§ **Aim**
All entries are to be given again verbatim.

§ **Stored records**

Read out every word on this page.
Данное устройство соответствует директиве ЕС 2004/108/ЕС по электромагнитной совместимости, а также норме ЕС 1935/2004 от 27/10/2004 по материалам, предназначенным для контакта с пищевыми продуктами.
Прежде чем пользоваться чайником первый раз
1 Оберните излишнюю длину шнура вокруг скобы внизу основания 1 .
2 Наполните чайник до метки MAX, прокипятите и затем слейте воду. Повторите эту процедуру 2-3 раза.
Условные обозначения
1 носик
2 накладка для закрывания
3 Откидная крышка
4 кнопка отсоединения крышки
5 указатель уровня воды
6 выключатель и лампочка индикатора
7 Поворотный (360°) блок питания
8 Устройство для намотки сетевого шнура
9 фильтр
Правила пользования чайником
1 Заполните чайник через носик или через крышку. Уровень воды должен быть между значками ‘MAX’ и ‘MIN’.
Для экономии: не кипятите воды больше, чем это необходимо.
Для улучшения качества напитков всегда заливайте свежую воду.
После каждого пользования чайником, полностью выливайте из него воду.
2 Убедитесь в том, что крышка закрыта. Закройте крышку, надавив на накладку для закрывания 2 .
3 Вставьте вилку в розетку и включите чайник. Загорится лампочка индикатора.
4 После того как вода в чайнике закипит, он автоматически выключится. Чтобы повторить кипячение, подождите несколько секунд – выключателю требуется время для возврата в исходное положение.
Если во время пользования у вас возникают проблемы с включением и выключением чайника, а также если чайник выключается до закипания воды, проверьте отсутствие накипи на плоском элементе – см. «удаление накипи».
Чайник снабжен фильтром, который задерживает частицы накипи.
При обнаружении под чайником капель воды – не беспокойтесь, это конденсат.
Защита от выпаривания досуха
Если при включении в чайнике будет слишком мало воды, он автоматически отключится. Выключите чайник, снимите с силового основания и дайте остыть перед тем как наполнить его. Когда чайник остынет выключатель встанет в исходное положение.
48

§ **Solution to the problem**
Read out every word on this page.
Данное устройство соответствует директиве ЕС 2004/108/ЕС по электромагнитной совместимости, а также норме ЕС 1935/2004 от 27/10/2004 по материалам, предназначенным для контакта с пищевыми продуктами.
Прежде чем пользоваться чайником первый раз
1 Оберните излишнюю длину шнура вокруг скобы внизу основания 1 .
2 Наполните чайник до метки MAX, прокипятите и затем слейте воду. Повторите эту процедуру 2-3 раза.
Условные обозначения
1 носик
2 накладка для закрывания
3 Откидная крышка
4 кнопка отсоединения крышки
5 указатель уровня воды
6 выключатель и лампочка индикатора
7 Поворотный (360°) блок питания
8 Устройство для намотки сетевого шнура
9 фильтр
Правила пользования чайником
1 Заполните чайник через носик или через крышку. Уровень воды должен быть между значками ‘MAX’ и ‘MIN’.
Для экономии: не кипятите воды больше, чем это необходимо.
Для улучшения качества напитков всегда заливайте свежую воду.
После каждого пользования чайником, полностью выливайте из него воду.
2 Убедитесь в том, что крышка закрыта. Закройте крышку, надавив на накладку для закрывания 2 .
3 Вставьте вилку в розетку и включите чайник. Загорится лампочка индикатора.
4 После того как вода в чайнике закипит, он автоматически выключится. Чтобы повторить кипячение, подождите несколько секунд – выключателю требуется время для возврата в исходное положение.
Если во время пользования у вас возникают проблемы с включением и выключением чайника, а также если чайник выключается до закипания воды, проверьте отсутствие накипи на плоском элементе – см. «удаление накипи».
Чайник снабжен фильтром, который задерживает частицы накипи.
При обнаружении под чайником капель воды – не беспокойтесь, это конденсат.
Защита от выпаривания досуха
Если при включении в чайнике будет слишком мало воды, он автоматически отключится. Выключите чайник, снимите с силового основания и дайте остыть перед тем как наполнить его. Когда чайник остынет выключатель встанет в исходное положение.
48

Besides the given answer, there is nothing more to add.